> What you need to do
Copy all lines that contain the word "INDEXES".
[Start Task material]
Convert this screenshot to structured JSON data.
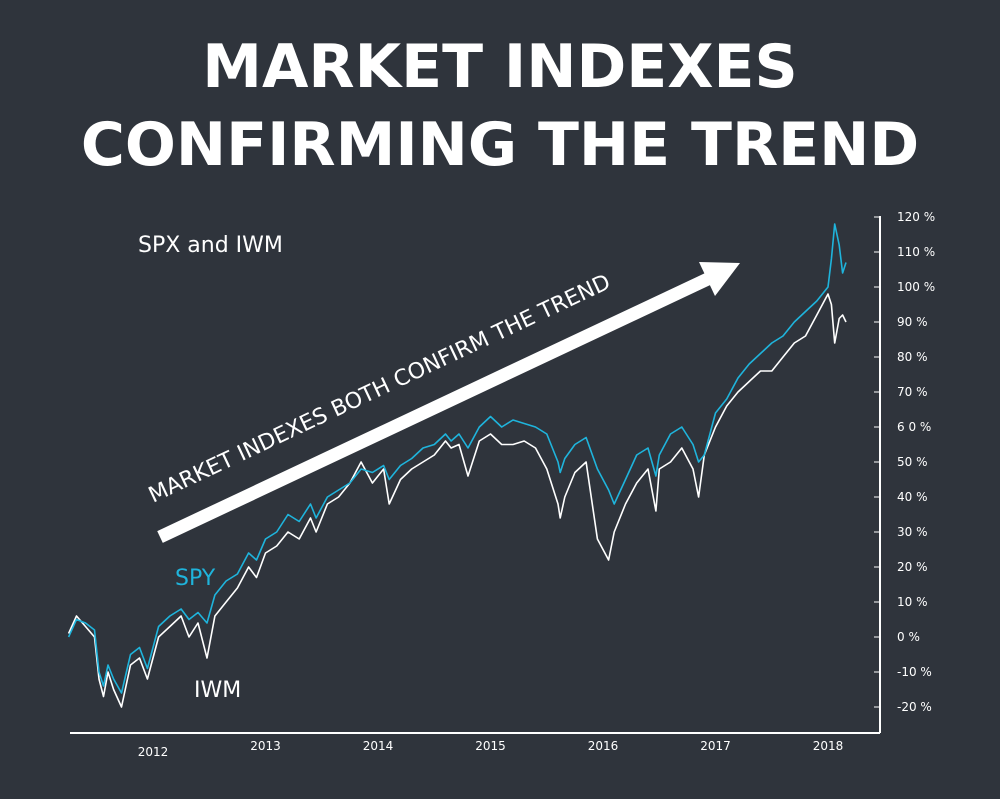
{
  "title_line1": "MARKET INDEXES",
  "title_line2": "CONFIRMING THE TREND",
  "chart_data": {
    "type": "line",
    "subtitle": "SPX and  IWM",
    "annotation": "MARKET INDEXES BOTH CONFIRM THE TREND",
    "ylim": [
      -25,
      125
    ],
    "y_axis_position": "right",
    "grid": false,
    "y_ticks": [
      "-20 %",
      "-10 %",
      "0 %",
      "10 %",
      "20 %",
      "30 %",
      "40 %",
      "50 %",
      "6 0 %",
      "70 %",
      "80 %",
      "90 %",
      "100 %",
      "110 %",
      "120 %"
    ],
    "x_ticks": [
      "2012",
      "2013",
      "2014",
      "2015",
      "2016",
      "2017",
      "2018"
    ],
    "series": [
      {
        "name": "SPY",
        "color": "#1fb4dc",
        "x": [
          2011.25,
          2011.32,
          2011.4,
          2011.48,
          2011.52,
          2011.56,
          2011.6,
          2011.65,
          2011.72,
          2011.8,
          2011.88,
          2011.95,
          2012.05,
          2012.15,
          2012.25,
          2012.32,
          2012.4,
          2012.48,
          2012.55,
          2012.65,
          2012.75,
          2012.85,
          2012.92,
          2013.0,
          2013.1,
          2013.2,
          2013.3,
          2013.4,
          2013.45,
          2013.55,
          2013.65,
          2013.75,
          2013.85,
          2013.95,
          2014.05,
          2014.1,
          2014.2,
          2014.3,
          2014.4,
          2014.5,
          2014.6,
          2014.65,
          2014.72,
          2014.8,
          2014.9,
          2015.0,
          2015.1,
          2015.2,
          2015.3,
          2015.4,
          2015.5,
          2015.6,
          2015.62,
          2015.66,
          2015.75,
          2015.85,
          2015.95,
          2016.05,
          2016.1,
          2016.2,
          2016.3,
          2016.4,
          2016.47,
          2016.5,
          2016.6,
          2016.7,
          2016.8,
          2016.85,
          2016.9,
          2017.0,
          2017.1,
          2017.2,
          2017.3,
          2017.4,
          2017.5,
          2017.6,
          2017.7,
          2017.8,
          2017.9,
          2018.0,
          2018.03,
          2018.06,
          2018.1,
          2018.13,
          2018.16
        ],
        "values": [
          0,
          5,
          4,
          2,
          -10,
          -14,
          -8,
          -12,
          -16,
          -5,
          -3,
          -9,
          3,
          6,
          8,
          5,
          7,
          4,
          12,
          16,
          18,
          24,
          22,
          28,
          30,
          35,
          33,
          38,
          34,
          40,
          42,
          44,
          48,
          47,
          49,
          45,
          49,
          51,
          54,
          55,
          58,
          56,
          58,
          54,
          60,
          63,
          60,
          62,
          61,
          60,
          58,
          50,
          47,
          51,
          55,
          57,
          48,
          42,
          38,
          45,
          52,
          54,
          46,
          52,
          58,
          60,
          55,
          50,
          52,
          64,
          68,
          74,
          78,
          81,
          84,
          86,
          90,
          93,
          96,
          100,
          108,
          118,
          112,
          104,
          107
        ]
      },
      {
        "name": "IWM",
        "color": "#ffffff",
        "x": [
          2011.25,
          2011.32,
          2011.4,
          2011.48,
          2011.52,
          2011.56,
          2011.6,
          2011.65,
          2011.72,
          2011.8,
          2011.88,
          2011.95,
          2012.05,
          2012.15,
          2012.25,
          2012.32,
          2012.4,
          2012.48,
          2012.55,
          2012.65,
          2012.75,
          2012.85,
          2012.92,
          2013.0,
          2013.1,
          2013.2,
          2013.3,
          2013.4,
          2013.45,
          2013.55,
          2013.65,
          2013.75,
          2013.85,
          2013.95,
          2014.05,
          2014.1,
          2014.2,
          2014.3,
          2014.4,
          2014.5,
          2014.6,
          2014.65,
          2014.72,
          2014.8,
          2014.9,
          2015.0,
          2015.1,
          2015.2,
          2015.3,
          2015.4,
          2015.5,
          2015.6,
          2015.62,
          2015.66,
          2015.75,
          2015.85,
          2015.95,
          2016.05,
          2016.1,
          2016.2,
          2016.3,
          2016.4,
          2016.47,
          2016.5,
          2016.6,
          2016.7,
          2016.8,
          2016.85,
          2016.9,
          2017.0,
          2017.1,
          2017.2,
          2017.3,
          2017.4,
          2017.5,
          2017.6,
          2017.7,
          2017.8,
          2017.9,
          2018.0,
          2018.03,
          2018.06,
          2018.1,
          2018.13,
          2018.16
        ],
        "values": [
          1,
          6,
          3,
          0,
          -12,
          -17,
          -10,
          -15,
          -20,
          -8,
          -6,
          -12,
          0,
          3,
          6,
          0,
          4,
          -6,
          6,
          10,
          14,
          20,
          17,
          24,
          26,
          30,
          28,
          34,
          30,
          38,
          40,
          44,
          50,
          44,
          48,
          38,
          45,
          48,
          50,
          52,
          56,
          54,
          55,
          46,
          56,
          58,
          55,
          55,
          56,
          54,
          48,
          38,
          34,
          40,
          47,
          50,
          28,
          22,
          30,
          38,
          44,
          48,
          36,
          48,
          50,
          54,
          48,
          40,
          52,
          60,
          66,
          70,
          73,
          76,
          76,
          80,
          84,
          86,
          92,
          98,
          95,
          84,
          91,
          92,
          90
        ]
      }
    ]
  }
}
[End Task material]
[Start Task material]
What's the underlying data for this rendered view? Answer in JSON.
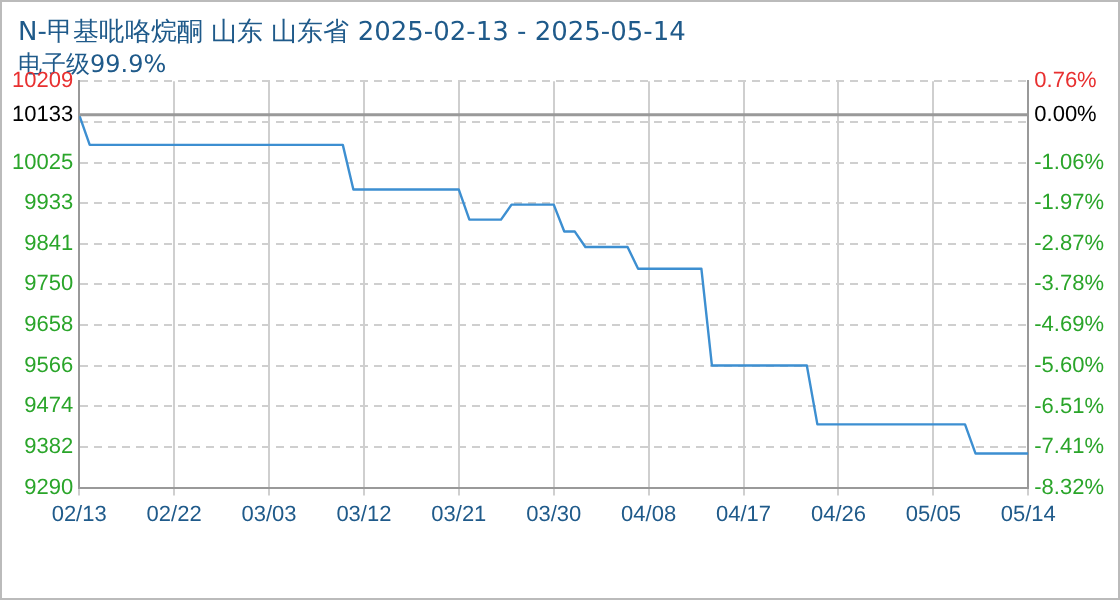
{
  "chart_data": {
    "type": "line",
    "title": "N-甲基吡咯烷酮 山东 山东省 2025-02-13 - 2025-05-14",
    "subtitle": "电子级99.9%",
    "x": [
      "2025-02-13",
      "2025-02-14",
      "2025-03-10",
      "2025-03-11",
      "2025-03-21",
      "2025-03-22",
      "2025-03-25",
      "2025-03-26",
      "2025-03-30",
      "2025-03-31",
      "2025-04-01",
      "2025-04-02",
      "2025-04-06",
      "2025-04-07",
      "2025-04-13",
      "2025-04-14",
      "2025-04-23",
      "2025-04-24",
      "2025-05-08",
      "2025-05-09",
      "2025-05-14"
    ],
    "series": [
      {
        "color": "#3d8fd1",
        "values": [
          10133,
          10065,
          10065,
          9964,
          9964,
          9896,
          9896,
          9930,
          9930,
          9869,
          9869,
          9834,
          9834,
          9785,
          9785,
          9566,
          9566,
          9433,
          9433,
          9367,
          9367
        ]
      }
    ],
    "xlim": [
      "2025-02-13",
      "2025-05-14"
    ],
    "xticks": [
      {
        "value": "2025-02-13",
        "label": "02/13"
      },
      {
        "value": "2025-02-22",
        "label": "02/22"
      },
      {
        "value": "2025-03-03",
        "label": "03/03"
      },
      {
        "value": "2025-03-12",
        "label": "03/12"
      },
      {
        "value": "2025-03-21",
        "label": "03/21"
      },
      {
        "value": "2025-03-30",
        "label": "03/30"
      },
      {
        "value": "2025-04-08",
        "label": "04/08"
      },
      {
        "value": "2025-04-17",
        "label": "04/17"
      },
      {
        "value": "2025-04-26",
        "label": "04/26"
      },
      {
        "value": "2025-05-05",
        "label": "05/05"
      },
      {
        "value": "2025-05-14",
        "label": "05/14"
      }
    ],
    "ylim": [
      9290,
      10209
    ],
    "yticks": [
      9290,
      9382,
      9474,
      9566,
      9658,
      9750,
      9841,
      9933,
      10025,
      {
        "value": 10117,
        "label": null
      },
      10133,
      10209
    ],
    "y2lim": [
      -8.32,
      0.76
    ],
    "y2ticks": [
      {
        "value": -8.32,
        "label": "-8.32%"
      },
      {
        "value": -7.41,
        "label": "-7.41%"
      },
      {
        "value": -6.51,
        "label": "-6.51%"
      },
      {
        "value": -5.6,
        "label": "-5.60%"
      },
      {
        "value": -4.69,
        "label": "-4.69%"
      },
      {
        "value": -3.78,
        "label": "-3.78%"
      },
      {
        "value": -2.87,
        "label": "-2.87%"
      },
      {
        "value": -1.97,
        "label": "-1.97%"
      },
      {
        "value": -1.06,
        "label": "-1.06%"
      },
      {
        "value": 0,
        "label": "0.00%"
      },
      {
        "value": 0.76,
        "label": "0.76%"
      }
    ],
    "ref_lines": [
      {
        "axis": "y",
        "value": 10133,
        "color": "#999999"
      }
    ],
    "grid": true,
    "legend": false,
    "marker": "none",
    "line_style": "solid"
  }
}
[End Task material]
> The reply
  "title_line1": "MARKET INDEXES",
    "annotation": "MARKET INDEXES BOTH CONFIRM THE TREND",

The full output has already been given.